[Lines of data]
┌──

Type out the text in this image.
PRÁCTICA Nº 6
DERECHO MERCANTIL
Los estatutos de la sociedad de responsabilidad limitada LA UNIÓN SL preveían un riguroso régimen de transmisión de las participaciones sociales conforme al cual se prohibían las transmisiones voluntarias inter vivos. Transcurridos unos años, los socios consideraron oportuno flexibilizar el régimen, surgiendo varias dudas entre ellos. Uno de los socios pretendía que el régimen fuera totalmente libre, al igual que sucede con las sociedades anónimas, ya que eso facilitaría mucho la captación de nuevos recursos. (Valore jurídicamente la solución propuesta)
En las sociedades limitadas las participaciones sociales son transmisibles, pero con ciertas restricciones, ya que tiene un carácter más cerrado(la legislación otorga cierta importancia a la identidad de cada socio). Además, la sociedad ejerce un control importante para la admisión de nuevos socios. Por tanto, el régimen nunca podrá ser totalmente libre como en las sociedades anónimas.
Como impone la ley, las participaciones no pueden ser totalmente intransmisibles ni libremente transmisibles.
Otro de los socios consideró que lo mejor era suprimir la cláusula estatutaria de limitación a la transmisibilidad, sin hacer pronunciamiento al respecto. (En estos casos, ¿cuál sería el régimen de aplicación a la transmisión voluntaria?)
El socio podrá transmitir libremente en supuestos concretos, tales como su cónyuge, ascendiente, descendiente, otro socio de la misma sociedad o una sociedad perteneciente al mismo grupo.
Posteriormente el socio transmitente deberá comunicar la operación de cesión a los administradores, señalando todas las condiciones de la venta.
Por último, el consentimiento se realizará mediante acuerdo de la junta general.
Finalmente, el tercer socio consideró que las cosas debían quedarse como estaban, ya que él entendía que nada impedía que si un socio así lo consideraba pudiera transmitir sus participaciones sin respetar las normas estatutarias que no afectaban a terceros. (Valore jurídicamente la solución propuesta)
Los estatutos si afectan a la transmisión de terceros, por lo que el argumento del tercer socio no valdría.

└──

Output the entries exactly.

Type out the text in this image.
PRÁCTICA Nº 6
DERECHO MERCANTIL
Los estatutos de la sociedad de responsabilidad limitada LA UNIÓN SL preveían un riguroso régimen de transmisión de las participaciones sociales conforme al cual se prohibían las transmisiones voluntarias inter vivos. Transcurridos unos años, los socios consideraron oportuno flexibilizar el régimen, surgiendo varias dudas entre ellos. Uno de los socios pretendía que el régimen fuera totalmente libre, al igual que sucede con las sociedades anónimas, ya que eso facilitaría mucho la captación de nuevos recursos. (Valore jurídicamente la solución propuesta)
En las sociedades limitadas las participaciones sociales son transmisibles, pero con ciertas restricciones, ya que tiene un carácter más cerrado(la legislación otorga cierta importancia a la identidad de cada socio). Además, la sociedad ejerce un control importante para la admisión de nuevos socios. Por tanto, el régimen nunca podrá ser totalmente libre como en las sociedades anónimas.
Como impone la ley, las participaciones no pueden ser totalmente intransmisibles ni libremente transmisibles.
Otro de los socios consideró que lo mejor era suprimir la cláusula estatutaria de limitación a la transmisibilidad, sin hacer pronunciamiento al respecto. (En estos casos, ¿cuál sería el régimen de aplicación a la transmisión voluntaria?)
El socio podrá transmitir libremente en supuestos concretos, tales como su cónyuge, ascendiente, descendiente, otro socio de la misma sociedad o una sociedad perteneciente al mismo grupo.
Posteriormente el socio transmitente deberá comunicar la operación de cesión a los administradores, señalando todas las condiciones de la venta.
Por último, el consentimiento se realizará mediante acuerdo de la junta general.
Finalmente, el tercer socio consideró que las cosas debían quedarse como estaban, ya que él entendía que nada impedía que si un socio así lo consideraba pudiera transmitir sus participaciones sin respetar las normas estatutarias que no afectaban a terceros. (Valore jurídicamente la solución propuesta)
Los estatutos si afectan a la transmisión de terceros, por lo que el argumento del tercer socio no valdría.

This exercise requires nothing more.